Task directions:
Pick out each line containing the string "fluid".

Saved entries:
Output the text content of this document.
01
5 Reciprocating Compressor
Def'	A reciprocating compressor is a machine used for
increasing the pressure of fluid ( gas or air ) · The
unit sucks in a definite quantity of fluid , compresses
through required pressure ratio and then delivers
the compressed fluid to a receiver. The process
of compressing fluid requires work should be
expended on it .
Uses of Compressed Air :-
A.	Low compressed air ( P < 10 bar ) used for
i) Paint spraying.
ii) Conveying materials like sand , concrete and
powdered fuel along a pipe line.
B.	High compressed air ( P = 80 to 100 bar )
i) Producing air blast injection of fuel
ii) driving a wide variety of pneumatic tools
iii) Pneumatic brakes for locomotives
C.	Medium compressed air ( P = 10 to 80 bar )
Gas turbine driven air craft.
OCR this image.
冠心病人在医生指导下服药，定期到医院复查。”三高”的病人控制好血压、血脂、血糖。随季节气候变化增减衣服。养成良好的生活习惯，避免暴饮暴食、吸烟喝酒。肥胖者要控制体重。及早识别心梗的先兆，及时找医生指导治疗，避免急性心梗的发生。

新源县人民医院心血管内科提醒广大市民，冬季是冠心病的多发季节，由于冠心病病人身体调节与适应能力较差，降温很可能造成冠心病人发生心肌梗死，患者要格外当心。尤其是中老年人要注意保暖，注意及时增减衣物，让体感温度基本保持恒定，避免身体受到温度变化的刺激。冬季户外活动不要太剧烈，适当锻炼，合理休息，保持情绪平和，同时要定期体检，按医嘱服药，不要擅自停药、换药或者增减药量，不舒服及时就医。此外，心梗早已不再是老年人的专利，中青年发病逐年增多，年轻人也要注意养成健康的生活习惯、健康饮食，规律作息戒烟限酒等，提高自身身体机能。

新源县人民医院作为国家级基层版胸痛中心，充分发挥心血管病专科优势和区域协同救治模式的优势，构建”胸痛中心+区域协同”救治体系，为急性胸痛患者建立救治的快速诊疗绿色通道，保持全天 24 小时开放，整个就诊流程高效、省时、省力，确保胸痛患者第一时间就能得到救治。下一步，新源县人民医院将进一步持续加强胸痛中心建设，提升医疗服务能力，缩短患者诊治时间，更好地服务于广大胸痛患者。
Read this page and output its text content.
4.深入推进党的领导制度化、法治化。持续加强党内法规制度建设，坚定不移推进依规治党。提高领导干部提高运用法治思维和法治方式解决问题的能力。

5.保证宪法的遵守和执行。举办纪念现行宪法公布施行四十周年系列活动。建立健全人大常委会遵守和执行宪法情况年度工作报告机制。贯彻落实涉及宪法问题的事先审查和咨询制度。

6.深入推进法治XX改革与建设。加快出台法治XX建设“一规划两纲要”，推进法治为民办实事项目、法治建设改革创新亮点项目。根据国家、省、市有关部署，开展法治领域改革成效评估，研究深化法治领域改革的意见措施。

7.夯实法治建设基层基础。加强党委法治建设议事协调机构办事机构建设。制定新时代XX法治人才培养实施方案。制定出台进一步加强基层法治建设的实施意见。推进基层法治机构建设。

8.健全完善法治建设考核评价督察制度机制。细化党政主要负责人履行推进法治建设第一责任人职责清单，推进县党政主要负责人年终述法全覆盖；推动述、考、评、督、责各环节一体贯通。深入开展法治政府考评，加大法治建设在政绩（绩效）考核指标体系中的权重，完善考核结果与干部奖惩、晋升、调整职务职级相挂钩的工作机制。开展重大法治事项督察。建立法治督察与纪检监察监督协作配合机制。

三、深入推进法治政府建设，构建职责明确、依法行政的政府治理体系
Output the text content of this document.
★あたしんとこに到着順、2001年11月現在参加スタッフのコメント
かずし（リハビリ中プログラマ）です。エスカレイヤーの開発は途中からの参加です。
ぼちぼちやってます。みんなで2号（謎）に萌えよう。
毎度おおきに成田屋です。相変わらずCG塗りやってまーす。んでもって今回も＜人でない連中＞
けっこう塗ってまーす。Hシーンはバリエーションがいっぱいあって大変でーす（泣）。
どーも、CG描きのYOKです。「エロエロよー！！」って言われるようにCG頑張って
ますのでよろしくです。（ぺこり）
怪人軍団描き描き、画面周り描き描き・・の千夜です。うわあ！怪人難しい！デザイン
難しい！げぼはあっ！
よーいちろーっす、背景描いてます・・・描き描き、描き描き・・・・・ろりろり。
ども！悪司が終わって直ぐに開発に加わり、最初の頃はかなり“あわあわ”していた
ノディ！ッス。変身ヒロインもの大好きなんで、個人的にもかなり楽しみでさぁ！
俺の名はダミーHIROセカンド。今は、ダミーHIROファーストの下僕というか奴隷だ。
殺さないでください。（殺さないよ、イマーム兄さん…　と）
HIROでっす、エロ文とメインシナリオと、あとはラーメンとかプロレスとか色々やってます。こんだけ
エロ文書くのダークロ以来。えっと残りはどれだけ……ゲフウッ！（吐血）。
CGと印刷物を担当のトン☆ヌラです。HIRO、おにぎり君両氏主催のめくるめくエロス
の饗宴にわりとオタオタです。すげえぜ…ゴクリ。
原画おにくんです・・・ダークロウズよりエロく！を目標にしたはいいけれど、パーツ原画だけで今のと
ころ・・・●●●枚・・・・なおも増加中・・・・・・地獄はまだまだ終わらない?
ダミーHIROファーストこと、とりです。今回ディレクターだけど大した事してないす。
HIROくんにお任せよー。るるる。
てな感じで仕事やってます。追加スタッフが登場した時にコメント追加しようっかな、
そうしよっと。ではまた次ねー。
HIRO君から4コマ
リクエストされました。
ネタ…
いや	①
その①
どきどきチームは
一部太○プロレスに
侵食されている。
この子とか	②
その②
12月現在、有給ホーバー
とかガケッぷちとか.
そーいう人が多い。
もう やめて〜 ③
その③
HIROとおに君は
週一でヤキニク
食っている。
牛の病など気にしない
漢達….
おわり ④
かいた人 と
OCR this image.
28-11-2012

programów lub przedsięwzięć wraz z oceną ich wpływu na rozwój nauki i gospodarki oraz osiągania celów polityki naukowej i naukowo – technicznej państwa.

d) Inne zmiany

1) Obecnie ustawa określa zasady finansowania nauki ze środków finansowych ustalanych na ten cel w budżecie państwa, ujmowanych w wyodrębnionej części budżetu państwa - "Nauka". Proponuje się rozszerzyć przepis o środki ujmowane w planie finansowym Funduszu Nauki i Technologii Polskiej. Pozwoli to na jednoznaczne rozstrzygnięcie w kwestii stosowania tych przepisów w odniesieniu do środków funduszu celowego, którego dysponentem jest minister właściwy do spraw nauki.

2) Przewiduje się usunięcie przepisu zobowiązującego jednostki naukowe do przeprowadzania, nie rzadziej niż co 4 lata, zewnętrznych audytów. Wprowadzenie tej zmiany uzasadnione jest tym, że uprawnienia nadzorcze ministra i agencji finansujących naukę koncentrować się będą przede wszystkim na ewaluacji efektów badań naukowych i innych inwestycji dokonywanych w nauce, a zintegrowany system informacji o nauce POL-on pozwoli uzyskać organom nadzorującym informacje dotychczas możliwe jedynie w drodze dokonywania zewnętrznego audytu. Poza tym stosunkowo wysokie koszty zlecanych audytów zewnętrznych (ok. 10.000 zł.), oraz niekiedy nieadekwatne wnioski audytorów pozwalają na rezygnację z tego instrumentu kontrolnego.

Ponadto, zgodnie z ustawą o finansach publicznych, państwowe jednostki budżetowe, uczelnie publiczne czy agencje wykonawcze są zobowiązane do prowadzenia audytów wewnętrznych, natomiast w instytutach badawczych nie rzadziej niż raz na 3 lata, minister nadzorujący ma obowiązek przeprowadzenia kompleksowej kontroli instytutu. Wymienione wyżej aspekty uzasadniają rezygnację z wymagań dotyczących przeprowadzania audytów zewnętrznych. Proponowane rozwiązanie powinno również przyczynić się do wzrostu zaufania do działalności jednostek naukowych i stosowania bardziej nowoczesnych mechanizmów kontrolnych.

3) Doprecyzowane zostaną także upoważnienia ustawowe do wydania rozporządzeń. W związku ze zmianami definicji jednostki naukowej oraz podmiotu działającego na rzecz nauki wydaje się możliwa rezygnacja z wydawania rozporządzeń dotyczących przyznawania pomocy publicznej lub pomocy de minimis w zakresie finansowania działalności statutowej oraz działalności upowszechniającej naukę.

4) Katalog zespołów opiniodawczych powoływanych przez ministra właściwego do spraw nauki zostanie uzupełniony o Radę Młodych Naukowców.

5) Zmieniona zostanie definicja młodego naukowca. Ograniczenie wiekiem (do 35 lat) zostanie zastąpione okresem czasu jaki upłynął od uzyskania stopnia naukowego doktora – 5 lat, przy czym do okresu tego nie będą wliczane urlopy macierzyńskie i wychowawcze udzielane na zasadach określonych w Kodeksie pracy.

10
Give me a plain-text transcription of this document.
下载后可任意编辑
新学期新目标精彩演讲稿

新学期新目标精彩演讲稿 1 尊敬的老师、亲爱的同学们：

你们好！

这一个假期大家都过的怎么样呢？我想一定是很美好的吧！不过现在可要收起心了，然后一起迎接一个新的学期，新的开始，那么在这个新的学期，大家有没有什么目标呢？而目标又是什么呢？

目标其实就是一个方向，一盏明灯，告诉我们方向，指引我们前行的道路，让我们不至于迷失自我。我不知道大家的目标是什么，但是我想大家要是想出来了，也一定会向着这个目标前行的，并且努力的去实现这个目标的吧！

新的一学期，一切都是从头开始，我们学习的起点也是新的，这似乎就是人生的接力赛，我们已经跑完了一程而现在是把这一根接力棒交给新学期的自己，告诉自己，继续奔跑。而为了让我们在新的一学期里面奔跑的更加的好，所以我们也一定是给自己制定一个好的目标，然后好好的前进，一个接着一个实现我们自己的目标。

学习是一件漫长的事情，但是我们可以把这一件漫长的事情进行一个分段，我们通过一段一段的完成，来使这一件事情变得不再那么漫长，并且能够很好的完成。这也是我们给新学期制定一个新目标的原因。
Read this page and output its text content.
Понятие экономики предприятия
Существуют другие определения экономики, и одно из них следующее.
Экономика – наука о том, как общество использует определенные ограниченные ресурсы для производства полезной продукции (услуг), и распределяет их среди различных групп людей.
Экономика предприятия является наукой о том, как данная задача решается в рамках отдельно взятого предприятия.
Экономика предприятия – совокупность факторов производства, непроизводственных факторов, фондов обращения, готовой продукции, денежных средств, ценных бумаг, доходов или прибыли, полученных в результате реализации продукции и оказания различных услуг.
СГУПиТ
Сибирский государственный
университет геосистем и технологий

Solution for this problem:
increasing the pressure of fluid ( gas or air ) · The
unit sucks in a definite quantity of fluid , compresses
the compressed fluid to a receiver. The process
of compressing fluid requires work should be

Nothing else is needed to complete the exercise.